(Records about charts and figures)
Start

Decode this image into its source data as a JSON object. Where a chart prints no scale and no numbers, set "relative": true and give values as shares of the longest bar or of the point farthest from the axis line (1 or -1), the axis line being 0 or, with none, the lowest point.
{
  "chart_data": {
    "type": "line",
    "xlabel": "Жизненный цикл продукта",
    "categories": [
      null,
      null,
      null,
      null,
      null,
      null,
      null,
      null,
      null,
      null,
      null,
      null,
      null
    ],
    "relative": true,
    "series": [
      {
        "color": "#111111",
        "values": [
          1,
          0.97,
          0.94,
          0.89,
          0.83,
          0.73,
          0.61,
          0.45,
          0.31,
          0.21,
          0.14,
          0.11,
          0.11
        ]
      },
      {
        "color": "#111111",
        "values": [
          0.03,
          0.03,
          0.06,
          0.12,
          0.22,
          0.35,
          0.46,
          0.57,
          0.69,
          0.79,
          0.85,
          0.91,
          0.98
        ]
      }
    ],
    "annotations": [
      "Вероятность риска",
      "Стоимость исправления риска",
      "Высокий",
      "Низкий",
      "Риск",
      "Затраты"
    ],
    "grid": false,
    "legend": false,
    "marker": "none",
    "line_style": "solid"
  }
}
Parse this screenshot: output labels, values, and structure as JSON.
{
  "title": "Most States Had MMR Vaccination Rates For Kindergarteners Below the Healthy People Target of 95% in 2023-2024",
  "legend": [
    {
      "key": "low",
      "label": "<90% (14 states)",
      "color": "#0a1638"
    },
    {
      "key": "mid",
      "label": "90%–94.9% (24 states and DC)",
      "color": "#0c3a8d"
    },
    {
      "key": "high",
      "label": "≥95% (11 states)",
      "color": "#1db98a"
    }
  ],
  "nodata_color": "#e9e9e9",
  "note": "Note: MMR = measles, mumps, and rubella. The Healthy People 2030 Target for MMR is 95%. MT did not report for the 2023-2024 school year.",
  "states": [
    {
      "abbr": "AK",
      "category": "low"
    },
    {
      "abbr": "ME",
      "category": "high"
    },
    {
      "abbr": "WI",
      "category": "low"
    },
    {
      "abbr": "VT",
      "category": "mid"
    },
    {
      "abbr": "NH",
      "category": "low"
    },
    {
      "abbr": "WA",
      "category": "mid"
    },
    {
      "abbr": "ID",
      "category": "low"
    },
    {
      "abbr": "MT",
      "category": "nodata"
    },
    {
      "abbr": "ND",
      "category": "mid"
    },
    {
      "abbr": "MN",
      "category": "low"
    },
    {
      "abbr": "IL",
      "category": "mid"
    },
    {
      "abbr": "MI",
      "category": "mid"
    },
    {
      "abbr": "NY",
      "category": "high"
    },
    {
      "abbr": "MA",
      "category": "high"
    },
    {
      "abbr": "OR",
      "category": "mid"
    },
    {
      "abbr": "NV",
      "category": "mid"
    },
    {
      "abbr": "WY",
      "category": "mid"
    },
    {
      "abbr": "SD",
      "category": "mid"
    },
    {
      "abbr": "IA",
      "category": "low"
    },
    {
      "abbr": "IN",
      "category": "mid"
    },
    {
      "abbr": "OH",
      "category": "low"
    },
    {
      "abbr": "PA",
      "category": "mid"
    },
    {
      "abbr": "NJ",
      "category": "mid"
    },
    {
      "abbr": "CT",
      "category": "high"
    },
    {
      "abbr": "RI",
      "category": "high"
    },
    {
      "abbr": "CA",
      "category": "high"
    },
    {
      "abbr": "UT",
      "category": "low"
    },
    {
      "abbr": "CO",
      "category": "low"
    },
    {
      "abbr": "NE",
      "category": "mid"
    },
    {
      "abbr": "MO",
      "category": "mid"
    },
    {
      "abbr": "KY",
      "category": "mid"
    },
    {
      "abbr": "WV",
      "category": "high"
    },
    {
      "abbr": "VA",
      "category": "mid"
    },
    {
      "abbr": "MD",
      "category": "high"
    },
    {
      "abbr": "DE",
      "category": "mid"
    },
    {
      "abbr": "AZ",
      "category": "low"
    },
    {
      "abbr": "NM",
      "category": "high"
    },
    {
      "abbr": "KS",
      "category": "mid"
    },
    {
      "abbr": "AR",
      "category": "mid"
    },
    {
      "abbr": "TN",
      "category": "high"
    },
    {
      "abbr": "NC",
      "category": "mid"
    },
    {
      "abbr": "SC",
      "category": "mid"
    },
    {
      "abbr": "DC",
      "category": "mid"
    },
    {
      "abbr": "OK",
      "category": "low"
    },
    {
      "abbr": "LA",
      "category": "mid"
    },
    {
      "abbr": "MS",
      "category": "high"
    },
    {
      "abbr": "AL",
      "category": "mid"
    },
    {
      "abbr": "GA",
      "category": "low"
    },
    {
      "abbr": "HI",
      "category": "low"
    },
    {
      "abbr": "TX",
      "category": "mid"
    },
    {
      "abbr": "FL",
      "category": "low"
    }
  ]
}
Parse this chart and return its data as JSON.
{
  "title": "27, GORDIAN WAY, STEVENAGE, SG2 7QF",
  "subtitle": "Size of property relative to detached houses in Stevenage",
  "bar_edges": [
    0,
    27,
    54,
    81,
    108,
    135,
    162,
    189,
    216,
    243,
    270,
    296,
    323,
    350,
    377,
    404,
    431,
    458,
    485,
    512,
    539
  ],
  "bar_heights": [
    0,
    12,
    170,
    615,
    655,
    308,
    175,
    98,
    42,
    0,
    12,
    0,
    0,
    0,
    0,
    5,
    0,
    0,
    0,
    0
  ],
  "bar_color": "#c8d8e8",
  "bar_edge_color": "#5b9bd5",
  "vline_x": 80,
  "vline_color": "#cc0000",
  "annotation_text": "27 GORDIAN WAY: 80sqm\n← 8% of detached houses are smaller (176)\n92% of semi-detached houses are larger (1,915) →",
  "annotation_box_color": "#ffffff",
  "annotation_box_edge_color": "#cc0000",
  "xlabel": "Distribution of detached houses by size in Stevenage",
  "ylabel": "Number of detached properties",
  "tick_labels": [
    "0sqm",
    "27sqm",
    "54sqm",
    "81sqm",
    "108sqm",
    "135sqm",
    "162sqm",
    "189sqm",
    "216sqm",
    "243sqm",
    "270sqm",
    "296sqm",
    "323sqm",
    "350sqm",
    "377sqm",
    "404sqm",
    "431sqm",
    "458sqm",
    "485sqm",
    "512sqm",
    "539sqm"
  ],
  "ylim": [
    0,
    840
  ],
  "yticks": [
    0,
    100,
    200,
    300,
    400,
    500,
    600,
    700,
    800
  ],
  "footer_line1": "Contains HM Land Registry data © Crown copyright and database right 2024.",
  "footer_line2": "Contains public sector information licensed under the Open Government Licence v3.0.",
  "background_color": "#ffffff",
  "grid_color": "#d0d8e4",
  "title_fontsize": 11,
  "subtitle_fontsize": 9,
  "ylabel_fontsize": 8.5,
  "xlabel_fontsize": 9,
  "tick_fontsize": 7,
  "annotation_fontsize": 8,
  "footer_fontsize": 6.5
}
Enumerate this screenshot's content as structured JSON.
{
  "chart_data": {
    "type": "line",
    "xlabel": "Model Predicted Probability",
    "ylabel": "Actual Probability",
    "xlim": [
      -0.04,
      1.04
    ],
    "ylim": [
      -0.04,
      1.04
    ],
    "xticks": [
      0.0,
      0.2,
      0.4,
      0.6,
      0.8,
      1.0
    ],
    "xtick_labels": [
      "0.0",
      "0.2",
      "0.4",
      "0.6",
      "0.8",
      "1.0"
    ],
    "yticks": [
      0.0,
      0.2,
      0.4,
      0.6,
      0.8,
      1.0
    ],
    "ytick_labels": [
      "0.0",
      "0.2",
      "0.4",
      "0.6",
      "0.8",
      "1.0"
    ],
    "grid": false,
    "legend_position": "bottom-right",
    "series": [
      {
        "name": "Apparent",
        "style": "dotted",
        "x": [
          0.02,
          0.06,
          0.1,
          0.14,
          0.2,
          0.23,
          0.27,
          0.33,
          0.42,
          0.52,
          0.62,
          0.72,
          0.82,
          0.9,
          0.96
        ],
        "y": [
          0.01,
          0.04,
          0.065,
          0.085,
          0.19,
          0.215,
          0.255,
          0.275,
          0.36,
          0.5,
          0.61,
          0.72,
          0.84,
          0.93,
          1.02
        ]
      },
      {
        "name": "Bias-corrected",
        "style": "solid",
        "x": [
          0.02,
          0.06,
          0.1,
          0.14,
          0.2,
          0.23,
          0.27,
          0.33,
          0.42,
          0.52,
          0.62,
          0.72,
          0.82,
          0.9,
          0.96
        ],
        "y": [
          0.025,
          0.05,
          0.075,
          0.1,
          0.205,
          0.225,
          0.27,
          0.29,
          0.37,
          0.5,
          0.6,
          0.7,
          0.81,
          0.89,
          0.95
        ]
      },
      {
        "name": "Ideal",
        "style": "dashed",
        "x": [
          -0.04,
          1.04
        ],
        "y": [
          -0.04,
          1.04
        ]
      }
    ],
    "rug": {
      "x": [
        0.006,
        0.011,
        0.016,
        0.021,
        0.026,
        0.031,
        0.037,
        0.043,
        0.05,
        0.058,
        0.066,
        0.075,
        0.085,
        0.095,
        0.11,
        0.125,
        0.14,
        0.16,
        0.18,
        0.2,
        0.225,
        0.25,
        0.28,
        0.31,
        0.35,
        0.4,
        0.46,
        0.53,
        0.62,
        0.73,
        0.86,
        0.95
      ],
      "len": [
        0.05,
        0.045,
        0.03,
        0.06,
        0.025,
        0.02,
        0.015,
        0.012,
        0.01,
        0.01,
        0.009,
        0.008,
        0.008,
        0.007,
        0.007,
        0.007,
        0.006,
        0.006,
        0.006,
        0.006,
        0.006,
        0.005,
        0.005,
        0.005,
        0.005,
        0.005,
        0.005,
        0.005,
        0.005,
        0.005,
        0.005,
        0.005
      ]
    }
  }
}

End

- _What the task asks_: Copy each line of the listing that holds the word "Contains".

- _The completed task_:
  "footer_line1": "Contains HM Land Registry data © Crown copyright and database right 2024.",
  "footer_line2": "Contains public sector information licensed under the Open Government Licence v3.0.",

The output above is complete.